» DATA EXTRACT
[start]
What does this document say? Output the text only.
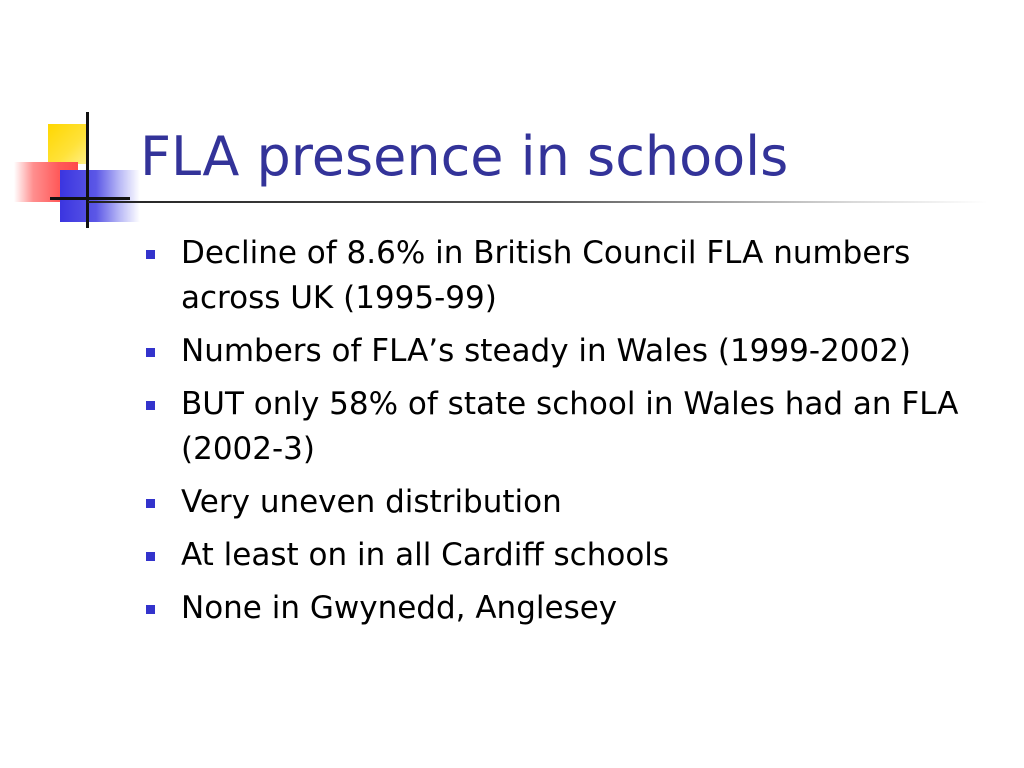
FLA presence in schools
Decline of 8.6% in British Council FLA numbers across UK (1995-99)
Numbers of FLA’s steady in Wales (1999-2002)
BUT only 58% of state school in Wales had an FLA (2002-3)
Very uneven distribution
At least on in all Cardiff schools
None in Gwynedd, Anglesey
[end]
» WHAT IS BEING ASKED
Would you return the data exactly as written, without the pictures?

» WORKED SOLUTION
What does this document say? Output the text only.
FLA presence in schools
Decline of 8.6% in British Council FLA numbers across UK (1995-99)
Numbers of FLA’s steady in Wales (1999-2002)
BUT only 58% of state school in Wales had an FLA (2002-3)
Very uneven distribution
At least on in all Cardiff schools
None in Gwynedd, Anglesey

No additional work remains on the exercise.